▸ Aim
Each line containing the word "data" must be collected.

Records
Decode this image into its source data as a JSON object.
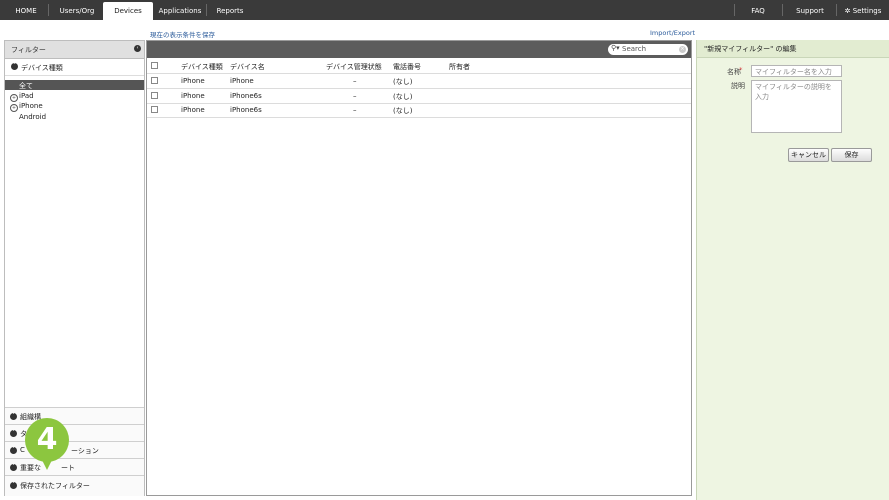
{
  "nav": {
    "tabs": [
      "HOME",
      "Users/Org",
      "Devices",
      "Applications",
      "Reports"
    ],
    "active": "Devices",
    "right": [
      "FAQ",
      "Support",
      "Settings"
    ]
  },
  "links": {
    "save_view": "現在の表示条件を保存",
    "import_export": "Import/Export"
  },
  "left": {
    "title": "フィルター",
    "device_type_header": "デバイス種類",
    "items": [
      "全て",
      "iPad",
      "iPhone",
      "Android"
    ],
    "sections": [
      "組織構造",
      "タグ",
      "Custom Application",
      "重要なアラート",
      "保存されたフィルター"
    ],
    "sections_visible": [
      "組織構",
      "タ",
      "C",
      "ーション",
      "重要な",
      "ート",
      "保存されたフィルター"
    ]
  },
  "search": {
    "placeholder": "Search"
  },
  "table": {
    "headers": [
      "デバイス種類",
      "デバイス名",
      "デバイス管理状態",
      "電話番号",
      "所有者"
    ],
    "rows": [
      {
        "type": "iPhone",
        "name": "iPhone",
        "state": "–",
        "phone": "(なし)",
        "owner": ""
      },
      {
        "type": "iPhone",
        "name": "iPhone6s",
        "state": "–",
        "phone": "(なし)",
        "owner": ""
      },
      {
        "type": "iPhone",
        "name": "iPhone6s",
        "state": "–",
        "phone": "(なし)",
        "owner": ""
      }
    ]
  },
  "editor": {
    "title": "\"新規マイフィルター\" の編集",
    "name_label": "名称",
    "name_placeholder": "マイフィルター名を入力",
    "desc_label": "説明",
    "desc_placeholder": "マイフィルターの説明を入力",
    "cancel": "キャンセル",
    "save": "保存"
  },
  "callout": {
    "number": "4"
  },
  "colors": {
    "nav_bg": "#3a3a3a",
    "grid_bar": "#5c5c5c",
    "editor_bg": "#eef5e2",
    "callout": "#8cc63f",
    "required": "#e05050"
  }
}
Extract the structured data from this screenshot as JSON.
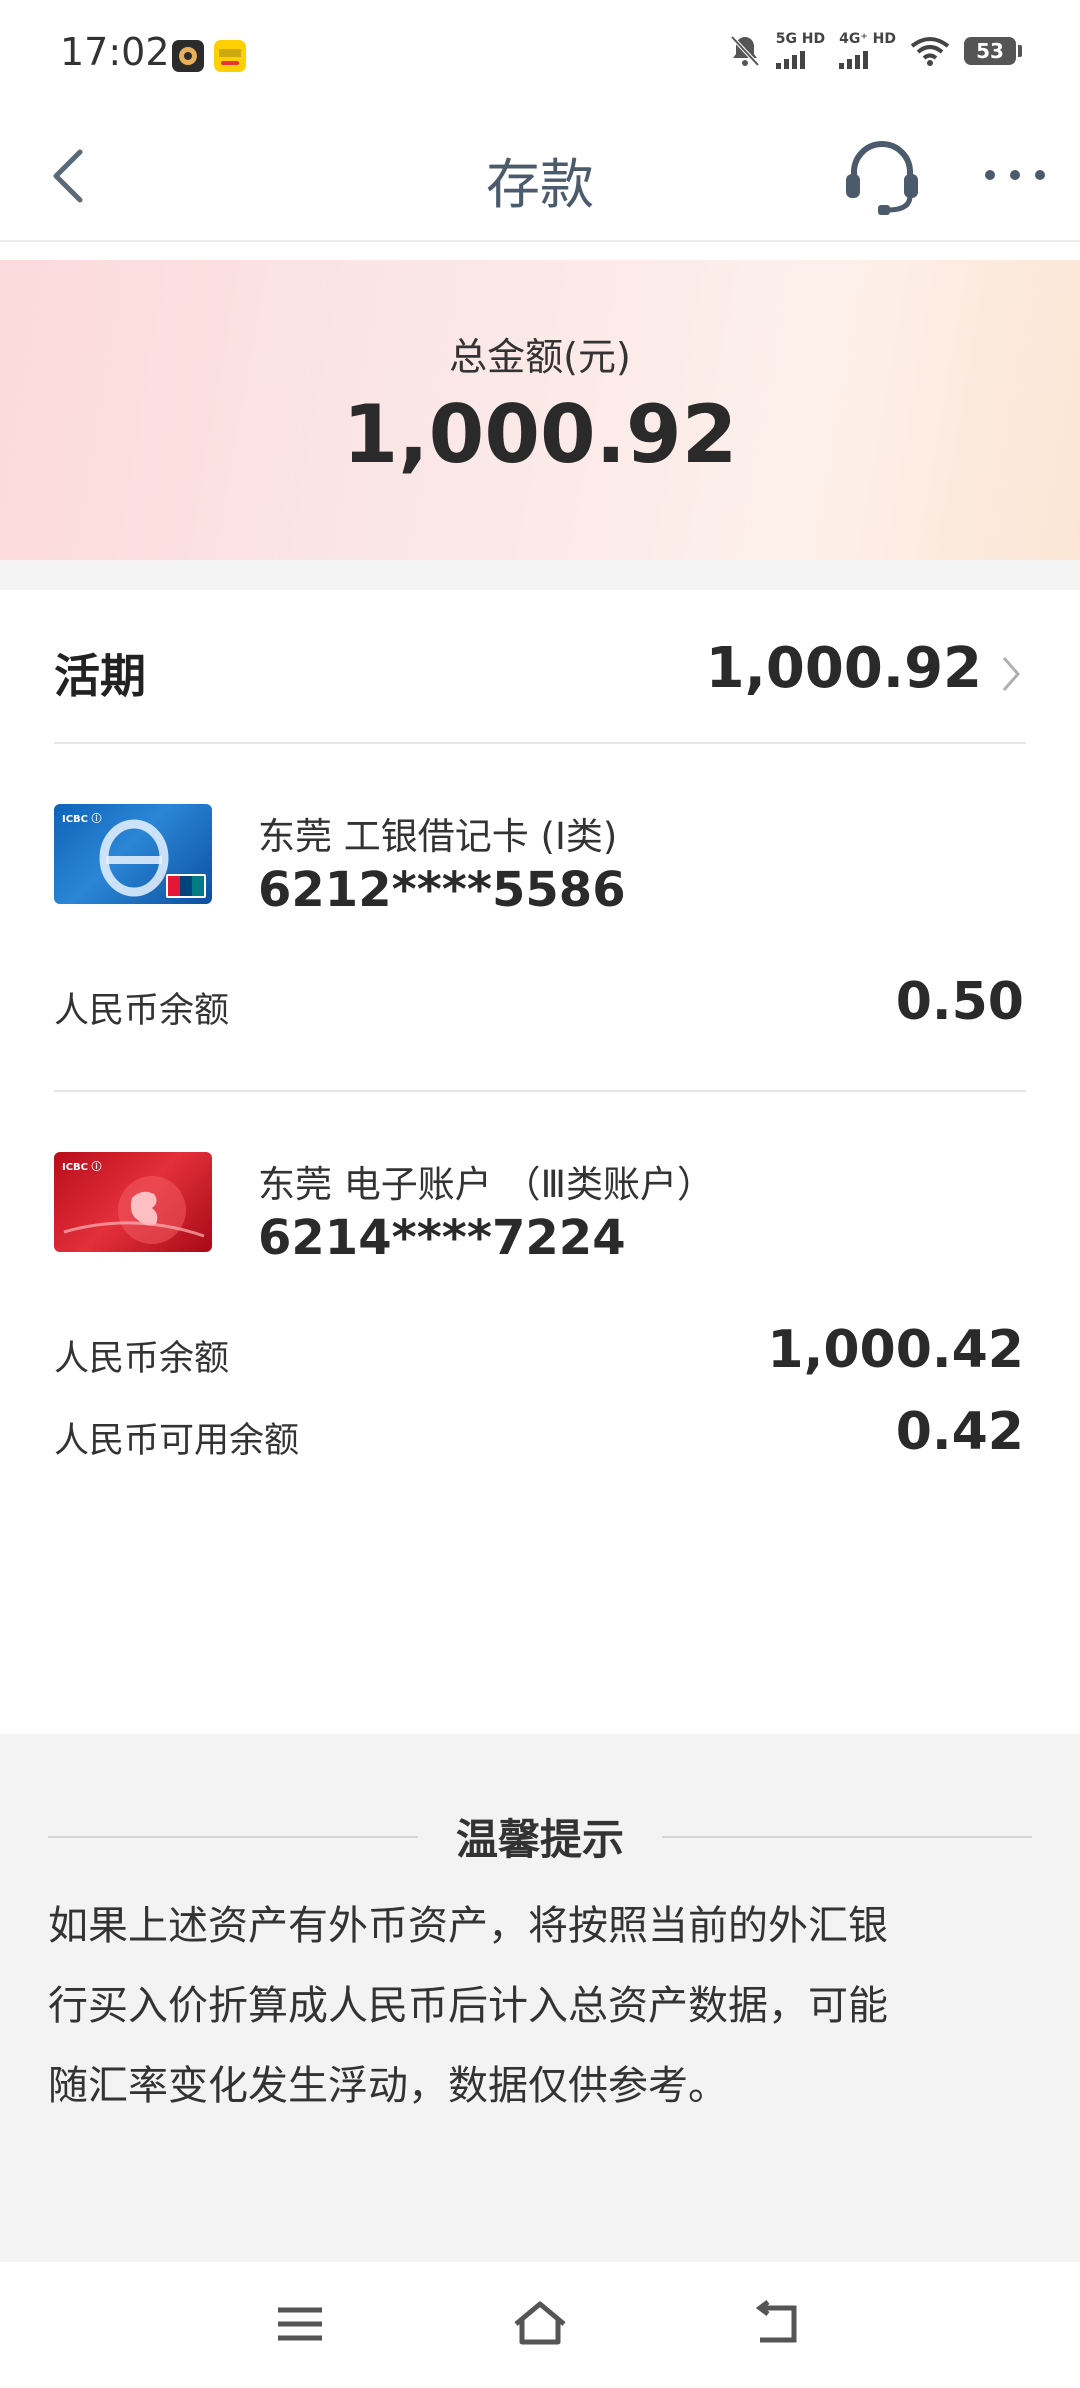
{
  "status_bar": {
    "time": "17:02",
    "net1": "5G HD",
    "net2": "4G⁺ HD",
    "battery": "53",
    "icons": [
      "app-icon",
      "meituan-icon",
      "mute-bell-icon",
      "signal-icon",
      "wifi-icon",
      "battery-icon"
    ]
  },
  "nav": {
    "title": "存款",
    "icons": [
      "back-icon",
      "customer-service-icon",
      "more-icon"
    ]
  },
  "hero": {
    "label": "总金额(元)",
    "amount": "1,000.92"
  },
  "section": {
    "title": "活期",
    "total": "1,000.92"
  },
  "accounts": [
    {
      "name": "东莞 工银借记卡 (I类)",
      "number": "6212****5586",
      "rows": [
        {
          "label": "人民币余额",
          "value": "0.50"
        }
      ]
    },
    {
      "name": "东莞 电子账户 （Ⅲ类账户）",
      "number": "6214****7224",
      "rows": [
        {
          "label": "人民币余额",
          "value": "1,000.42"
        },
        {
          "label": "人民币可用余额",
          "value": "0.42"
        }
      ]
    }
  ],
  "tips": {
    "title": "温馨提示",
    "lines": [
      "如果上述资产有外币资产，将按照当前的外汇银",
      "行买入价折算成人民币后计入总资产数据，可能",
      "随汇率变化发生浮动，数据仅供参考。"
    ]
  },
  "colors": {
    "hero_start": "#fcdadb",
    "hero_end": "#fce5d4",
    "nav_title": "#4b5b6c",
    "tips_bg": "#f3f3f3"
  }
}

▸ Solution to the problem
Decode this image into its source data as a JSON object.
Extract the structured data from this screenshot as JSON.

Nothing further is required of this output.